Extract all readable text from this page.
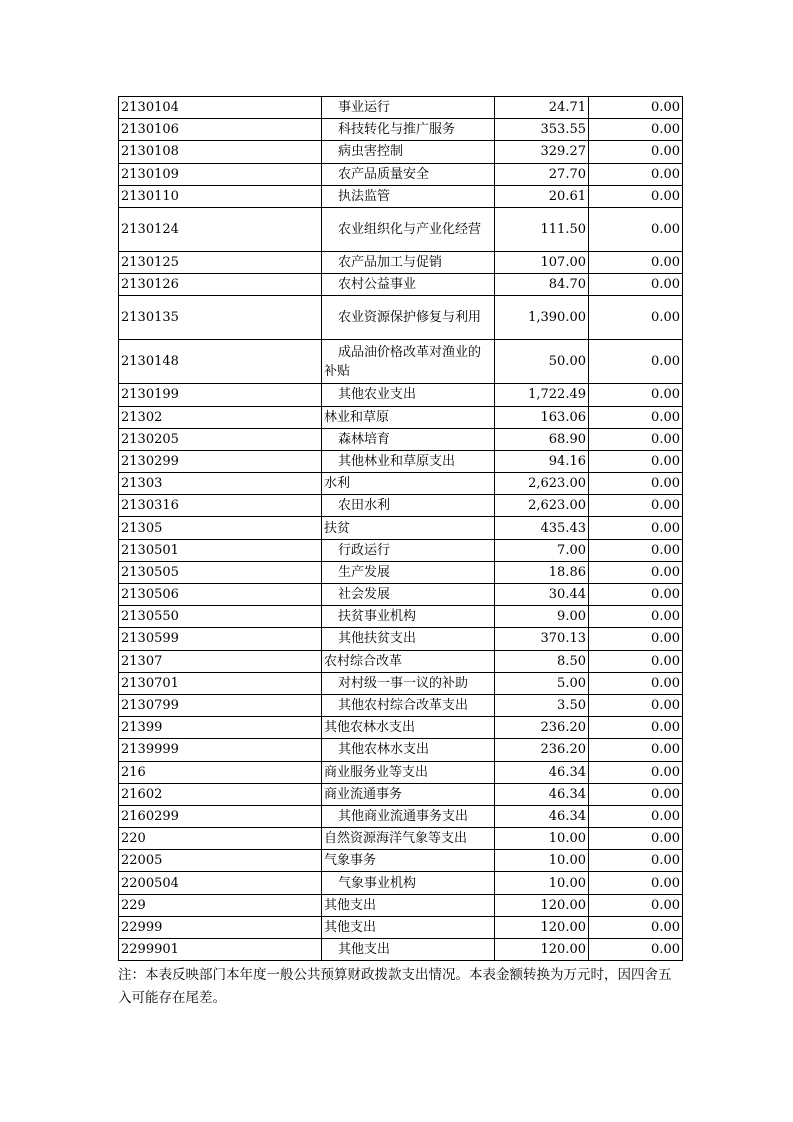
2130104	事业运行	24.71	0.00
2130106	科技转化与推广服务	353.55	0.00
2130108	病虫害控制	329.27	0.00
2130109	农产品质量安全	27.70	0.00
2130110	执法监管	20.61	0.00
2130124	农业组织化与产业化经营	111.50	0.00
2130125	农产品加工与促销	107.00	0.00
2130126	农村公益事业	84.70	0.00
2130135	农业资源保护修复与利用	1,390.00	0.00
2130148	成品油价格改革对渔业的补贴	50.00	0.00
2130199	其他农业支出	1,722.49	0.00
21302	林业和草原	163.06	0.00
2130205	森林培育	68.90	0.00
2130299	其他林业和草原支出	94.16	0.00
21303	水利	2,623.00	0.00
2130316	农田水利	2,623.00	0.00
21305	扶贫	435.43	0.00
2130501	行政运行	7.00	0.00
2130505	生产发展	18.86	0.00
2130506	社会发展	30.44	0.00
2130550	扶贫事业机构	9.00	0.00
2130599	其他扶贫支出	370.13	0.00
21307	农村综合改革	8.50	0.00
2130701	对村级一事一议的补助	5.00	0.00
2130799	其他农村综合改革支出	3.50	0.00
21399	其他农林水支出	236.20	0.00
2139999	其他农林水支出	236.20	0.00
216	商业服务业等支出	46.34	0.00
21602	商业流通事务	46.34	0.00
2160299	其他商业流通事务支出	46.34	0.00
220	自然资源海洋气象等支出	10.00	0.00
22005	气象事务	10.00	0.00
2200504	气象事业机构	10.00	0.00
229	其他支出	120.00	0.00
22999	其他支出	120.00	0.00
2299901	其他支出	120.00	0.00

注：本表反映部门本年度一般公共预算财政拨款支出情况。本表金额转换为万元时，因四舍五入可能存在尾差。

Requirement
Lines containing the string "其他支出" are to be selected and copied.

Reply to the exercise
229	其他支出	120.00	0.00
22999	其他支出	120.00	0.00
2299901	其他支出	120.00	0.00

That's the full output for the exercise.